**EXTRACTED INFORMATION**
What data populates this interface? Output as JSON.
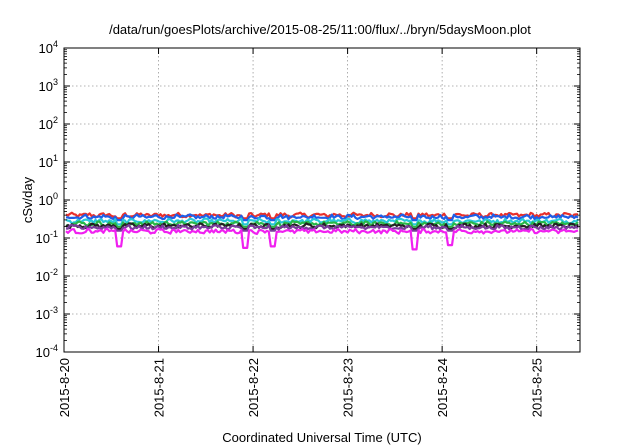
{
  "chart_data": {
    "type": "line",
    "title": "/data/run/goesPlots/archive/2015-08-25/11:00/flux/../bryn/5daysMoon.plot",
    "xlabel": "Coordinated Universal Time (UTC)",
    "ylabel": "cSv/day",
    "y_scale": "log",
    "y_ticks": [
      {
        "base": "10",
        "exp": "-4"
      },
      {
        "base": "10",
        "exp": "-3"
      },
      {
        "base": "10",
        "exp": "-2"
      },
      {
        "base": "10",
        "exp": "-1"
      },
      {
        "base": "10",
        "exp": "0"
      },
      {
        "base": "10",
        "exp": "1"
      },
      {
        "base": "10",
        "exp": "2"
      },
      {
        "base": "10",
        "exp": "3"
      },
      {
        "base": "10",
        "exp": "4"
      }
    ],
    "ylim": [
      0.0001,
      10000
    ],
    "x_ticks": [
      "2015-8-20",
      "2015-8-21",
      "2015-8-22",
      "2015-8-23",
      "2015-8-24",
      "2015-8-25"
    ],
    "xlim": [
      "2015-08-20T00:00",
      "2015-08-25T11:00"
    ],
    "grid": true,
    "legend": "none",
    "series": [
      {
        "color": "#e8302c",
        "level": 0.4
      },
      {
        "color": "#1f5ee8",
        "level": 0.36
      },
      {
        "color": "#28c8d8",
        "level": 0.28
      },
      {
        "color": "#28b848",
        "level": 0.24
      },
      {
        "color": "#222222",
        "level": 0.21
      },
      {
        "color": "#7a3c9c",
        "level": 0.19
      },
      {
        "color": "#f020f0",
        "level": 0.15
      }
    ],
    "dips": [
      {
        "x": "2015-08-20T14:00",
        "y": 0.06
      },
      {
        "x": "2015-08-21T22:00",
        "y": 0.055
      },
      {
        "x": "2015-08-22T05:00",
        "y": 0.06
      },
      {
        "x": "2015-08-23T17:00",
        "y": 0.05
      },
      {
        "x": "2015-08-24T02:00",
        "y": 0.065
      }
    ]
  }
}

**PROBLEM DESCRIPTION**
Every record above should be transcribed exactly; the pictures stay out of the copy.

**THE OUTPUT**
What data populates this interface? Output as JSON.
{
  "chart_data": {
    "type": "line",
    "title": "/data/run/goesPlots/archive/2015-08-25/11:00/flux/../bryn/5daysMoon.plot",
    "xlabel": "Coordinated Universal Time (UTC)",
    "ylabel": "cSv/day",
    "y_scale": "log",
    "y_ticks": [
      {
        "base": "10",
        "exp": "-4"
      },
      {
        "base": "10",
        "exp": "-3"
      },
      {
        "base": "10",
        "exp": "-2"
      },
      {
        "base": "10",
        "exp": "-1"
      },
      {
        "base": "10",
        "exp": "0"
      },
      {
        "base": "10",
        "exp": "1"
      },
      {
        "base": "10",
        "exp": "2"
      },
      {
        "base": "10",
        "exp": "3"
      },
      {
        "base": "10",
        "exp": "4"
      }
    ],
    "ylim": [
      0.0001,
      10000
    ],
    "x_ticks": [
      "2015-8-20",
      "2015-8-21",
      "2015-8-22",
      "2015-8-23",
      "2015-8-24",
      "2015-8-25"
    ],
    "xlim": [
      "2015-08-20T00:00",
      "2015-08-25T11:00"
    ],
    "grid": true,
    "legend": "none",
    "series": [
      {
        "color": "#e8302c",
        "level": 0.4
      },
      {
        "color": "#1f5ee8",
        "level": 0.36
      },
      {
        "color": "#28c8d8",
        "level": 0.28
      },
      {
        "color": "#28b848",
        "level": 0.24
      },
      {
        "color": "#222222",
        "level": 0.21
      },
      {
        "color": "#7a3c9c",
        "level": 0.19
      },
      {
        "color": "#f020f0",
        "level": 0.15
      }
    ],
    "dips": [
      {
        "x": "2015-08-20T14:00",
        "y": 0.06
      },
      {
        "x": "2015-08-21T22:00",
        "y": 0.055
      },
      {
        "x": "2015-08-22T05:00",
        "y": 0.06
      },
      {
        "x": "2015-08-23T17:00",
        "y": 0.05
      },
      {
        "x": "2015-08-24T02:00",
        "y": 0.065
      }
    ]
  }
}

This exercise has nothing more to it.